Collected data entries:
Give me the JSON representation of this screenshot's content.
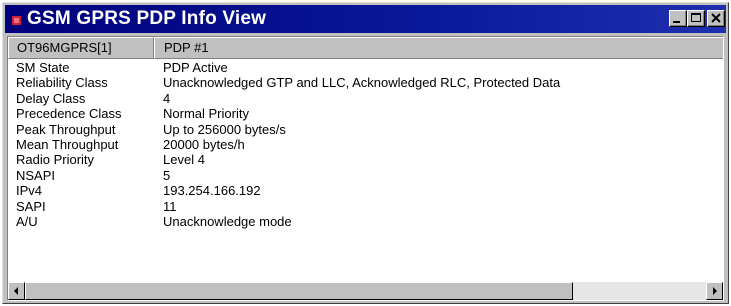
{
  "window": {
    "title": "GSM GPRS PDP Info View"
  },
  "header": {
    "col1": "OT96MGPRS[1]",
    "col2": "PDP #1"
  },
  "rows": [
    {
      "key": "SM State",
      "value": "PDP Active"
    },
    {
      "key": "Reliability Class",
      "value": "Unacknowledged GTP and LLC, Acknowledged RLC, Protected Data"
    },
    {
      "key": "Delay Class",
      "value": "4"
    },
    {
      "key": "Precedence Class",
      "value": "Normal Priority"
    },
    {
      "key": "Peak Throughput",
      "value": "Up to 256000 bytes/s"
    },
    {
      "key": "Mean Throughput",
      "value": "20000 bytes/h"
    },
    {
      "key": "Radio Priority",
      "value": "Level 4"
    },
    {
      "key": "NSAPI",
      "value": "5"
    },
    {
      "key": "IPv4",
      "value": "193.254.166.192"
    },
    {
      "key": "SAPI",
      "value": "11"
    },
    {
      "key": "A/U",
      "value": "Unacknowledge mode"
    }
  ],
  "icons": {
    "app": "app-icon",
    "minimize": "minimize-icon",
    "maximize": "maximize-icon",
    "close": "close-icon",
    "scroll_left": "arrow-left-icon",
    "scroll_right": "arrow-right-icon"
  },
  "colors": {
    "titlebar": "#00007b",
    "titlebar_text": "#ffffff",
    "chrome": "#c0c0c0",
    "content_bg": "#ffffff"
  }
}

_WHAT THE EXERCISE ASKS_. The entries above are to be returned exactly, without their pictures.

_OUTPUT OF THE EXERCISE_.
Give me the JSON representation of this screenshot's content.
{
  "window": {
    "title": "GSM GPRS PDP Info View"
  },
  "header": {
    "col1": "OT96MGPRS[1]",
    "col2": "PDP #1"
  },
  "rows": [
    {
      "key": "SM State",
      "value": "PDP Active"
    },
    {
      "key": "Reliability Class",
      "value": "Unacknowledged GTP and LLC, Acknowledged RLC, Protected Data"
    },
    {
      "key": "Delay Class",
      "value": "4"
    },
    {
      "key": "Precedence Class",
      "value": "Normal Priority"
    },
    {
      "key": "Peak Throughput",
      "value": "Up to 256000 bytes/s"
    },
    {
      "key": "Mean Throughput",
      "value": "20000 bytes/h"
    },
    {
      "key": "Radio Priority",
      "value": "Level 4"
    },
    {
      "key": "NSAPI",
      "value": "5"
    },
    {
      "key": "IPv4",
      "value": "193.254.166.192"
    },
    {
      "key": "SAPI",
      "value": "11"
    },
    {
      "key": "A/U",
      "value": "Unacknowledge mode"
    }
  ],
  "icons": {
    "app": "app-icon",
    "minimize": "minimize-icon",
    "maximize": "maximize-icon",
    "close": "close-icon",
    "scroll_left": "arrow-left-icon",
    "scroll_right": "arrow-right-icon"
  },
  "colors": {
    "titlebar": "#00007b",
    "titlebar_text": "#ffffff",
    "chrome": "#c0c0c0",
    "content_bg": "#ffffff"
  }
}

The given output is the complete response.